== Your task ==
Make an exact copy of the records, with the images left out.

== Given data ==

==========

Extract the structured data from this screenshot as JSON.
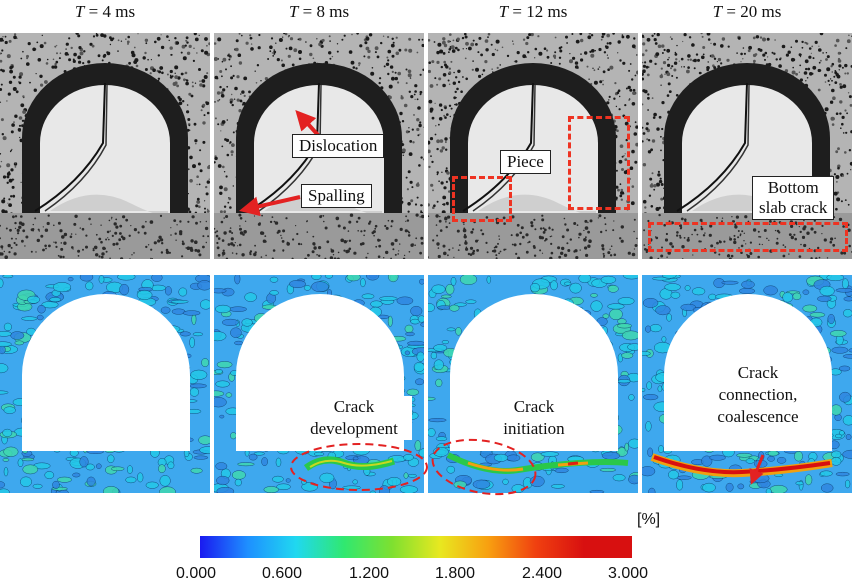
{
  "times": [
    {
      "var": "T",
      "rest": " = 4 ms"
    },
    {
      "var": "T",
      "rest": " = 8 ms"
    },
    {
      "var": "T",
      "rest": " = 12 ms"
    },
    {
      "var": "T",
      "rest": " = 20 ms"
    }
  ],
  "photo_labels": {
    "dislocation": "Dislocation",
    "spalling": "Spalling",
    "piece": "Piece",
    "bottom_slab_crack_line1": "Bottom",
    "bottom_slab_crack_line2": "slab crack"
  },
  "field_labels": {
    "crack_development_line1": "Crack",
    "crack_development_line2": "development",
    "crack_initiation_line1": "Crack",
    "crack_initiation_line2": "initiation",
    "crack_connection_line1": "Crack",
    "crack_connection_line2": "connection,",
    "crack_connection_line3": "coalescence"
  },
  "colorbar": {
    "unit": "[%]",
    "ticks": [
      "0.000",
      "0.600",
      "1.200",
      "1.800",
      "2.400",
      "3.000"
    ],
    "colors": [
      "#1a1af0",
      "#1e90ff",
      "#20d8f0",
      "#30e870",
      "#7ee030",
      "#e8e820",
      "#f8a010",
      "#f04010",
      "#d81010"
    ]
  },
  "colors": {
    "annotation": "#e32222",
    "field_base": "#3aa7ee"
  }
}
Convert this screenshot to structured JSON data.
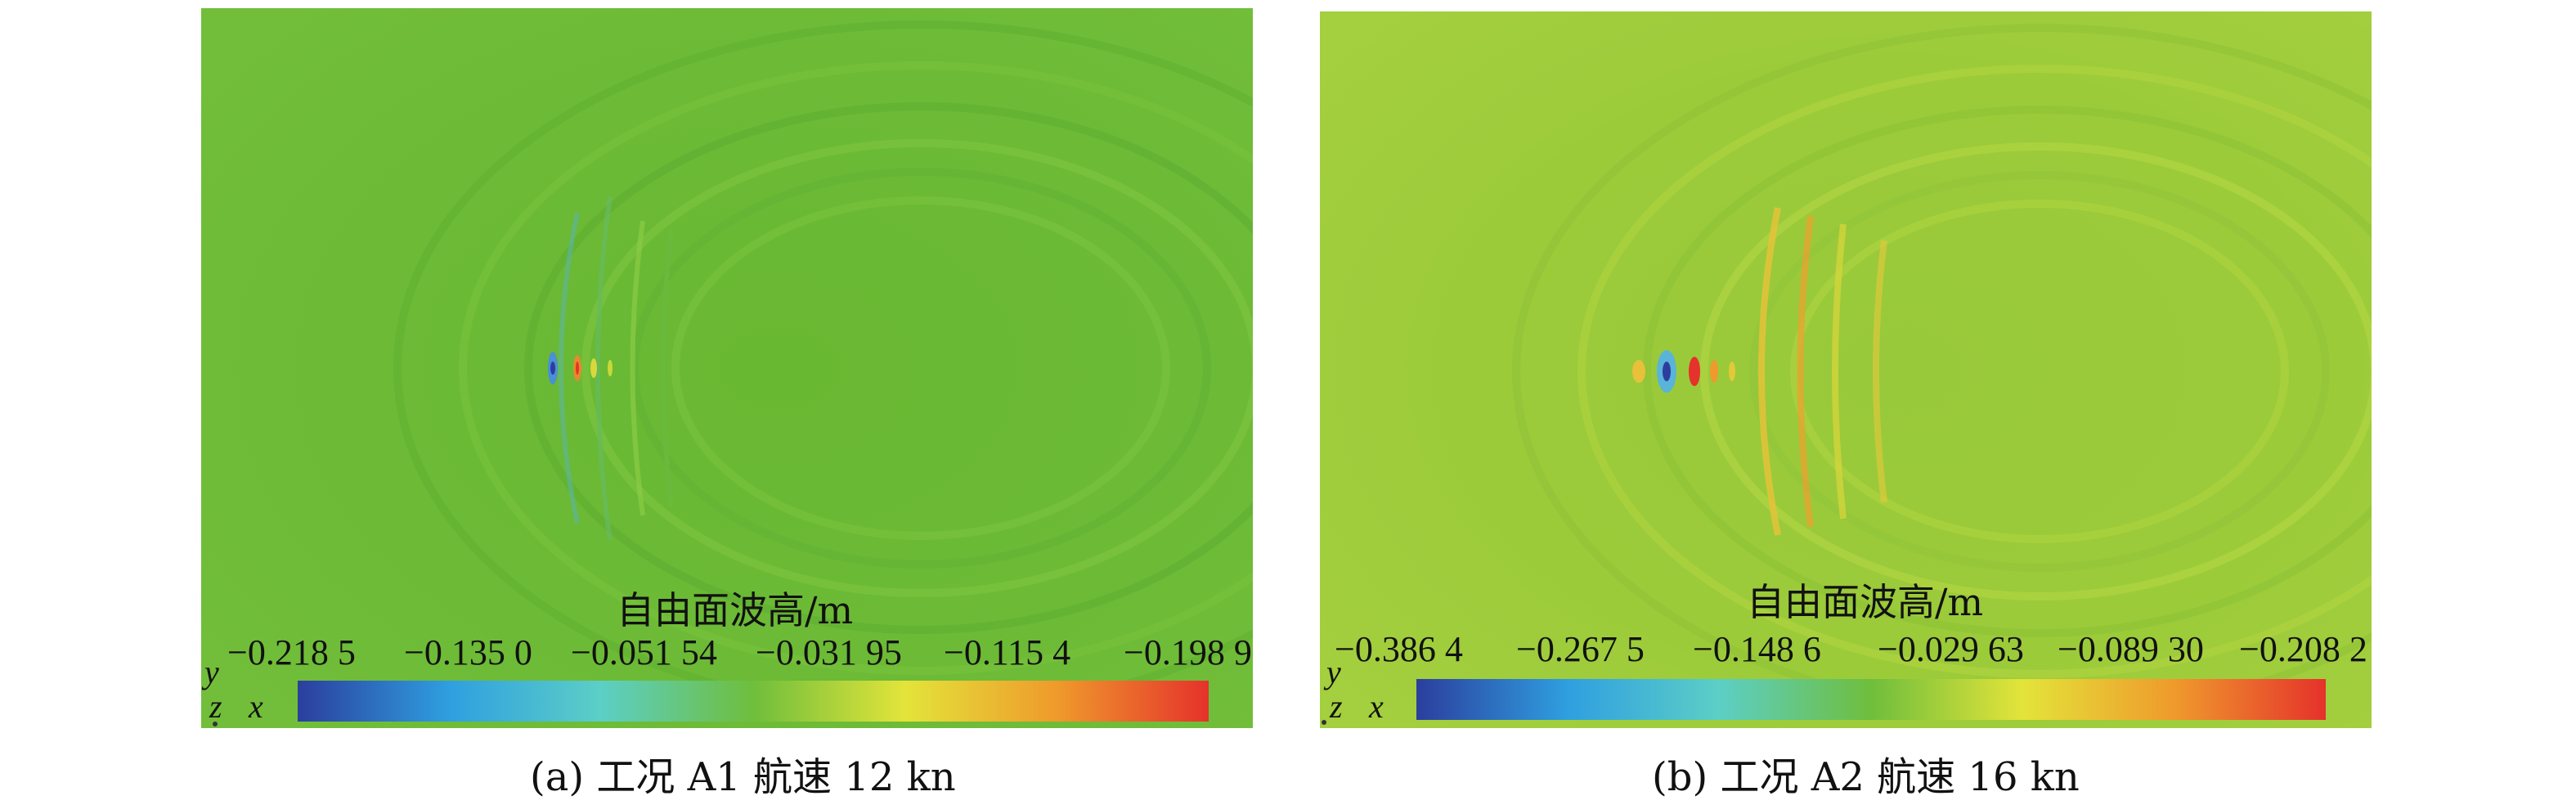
{
  "panels": [
    {
      "colorbar_title": "自由面波高/m",
      "colorbar_ticks": [
        "−0.218 5",
        "−0.135 0",
        "−0.051 54",
        "−0.031 95",
        "−0.115 4",
        "−0.198 9"
      ],
      "axis_labels": {
        "y": "y",
        "z": "z",
        "x": "x"
      },
      "caption": "(a) 工况 A1 航速 12 kn",
      "background_color": "#6cba36"
    },
    {
      "colorbar_title": "自由面波高/m",
      "colorbar_ticks": [
        "−0.386 4",
        "−0.267 5",
        "−0.148 6",
        "−0.029 63",
        "−0.089 30",
        "−0.208 2"
      ],
      "axis_labels": {
        "y": "y",
        "z": "z",
        "x": "x"
      },
      "caption": "(b) 工况 A2 航速 16 kn",
      "background_color": "#9ccb3a"
    }
  ],
  "colorbar_colors": [
    "#2b3e9e",
    "#2f9fe0",
    "#5ccfc6",
    "#6fbe3c",
    "#e3e43a",
    "#ef9a2c",
    "#e5322b"
  ]
}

==========

== Worked solution ==
Extract the structured data from this screenshot as JSON.
{
  "times": [
    {
      "var": "T",
      "rest": " = 4 ms"
    },
    {
      "var": "T",
      "rest": " = 8 ms"
    },
    {
      "var": "T",
      "rest": " = 12 ms"
    },
    {
      "var": "T",
      "rest": " = 20 ms"
    }
  ],
  "photo_labels": {
    "dislocation": "Dislocation",
    "spalling": "Spalling",
    "piece": "Piece",
    "bottom_slab_crack_line1": "Bottom",
    "bottom_slab_crack_line2": "slab crack"
  },
  "field_labels": {
    "crack_development_line1": "Crack",
    "crack_development_line2": "development",
    "crack_initiation_line1": "Crack",
    "crack_initiation_line2": "initiation",
    "crack_connection_line1": "Crack",
    "crack_connection_line2": "connection,",
    "crack_connection_line3": "coalescence"
  },
  "colorbar": {
    "unit": "[%]",
    "ticks": [
      "0.000",
      "0.600",
      "1.200",
      "1.800",
      "2.400",
      "3.000"
    ],
    "colors": [
      "#1a1af0",
      "#1e90ff",
      "#20d8f0",
      "#30e870",
      "#7ee030",
      "#e8e820",
      "#f8a010",
      "#f04010",
      "#d81010"
    ]
  },
  "colors": {
    "annotation": "#e32222",
    "field_base": "#3aa7ee"
  }
}
Convert this screenshot to structured JSON data.
{
  "panels": [
    {
      "colorbar_title": "自由面波高/m",
      "colorbar_ticks": [
        "−0.218 5",
        "−0.135 0",
        "−0.051 54",
        "−0.031 95",
        "−0.115 4",
        "−0.198 9"
      ],
      "axis_labels": {
        "y": "y",
        "z": "z",
        "x": "x"
      },
      "caption": "(a) 工况 A1 航速 12 kn",
      "background_color": "#6cba36"
    },
    {
      "colorbar_title": "自由面波高/m",
      "colorbar_ticks": [
        "−0.386 4",
        "−0.267 5",
        "−0.148 6",
        "−0.029 63",
        "−0.089 30",
        "−0.208 2"
      ],
      "axis_labels": {
        "y": "y",
        "z": "z",
        "x": "x"
      },
      "caption": "(b) 工况 A2 航速 16 kn",
      "background_color": "#9ccb3a"
    }
  ],
  "colorbar_colors": [
    "#2b3e9e",
    "#2f9fe0",
    "#5ccfc6",
    "#6fbe3c",
    "#e3e43a",
    "#ef9a2c",
    "#e5322b"
  ]
}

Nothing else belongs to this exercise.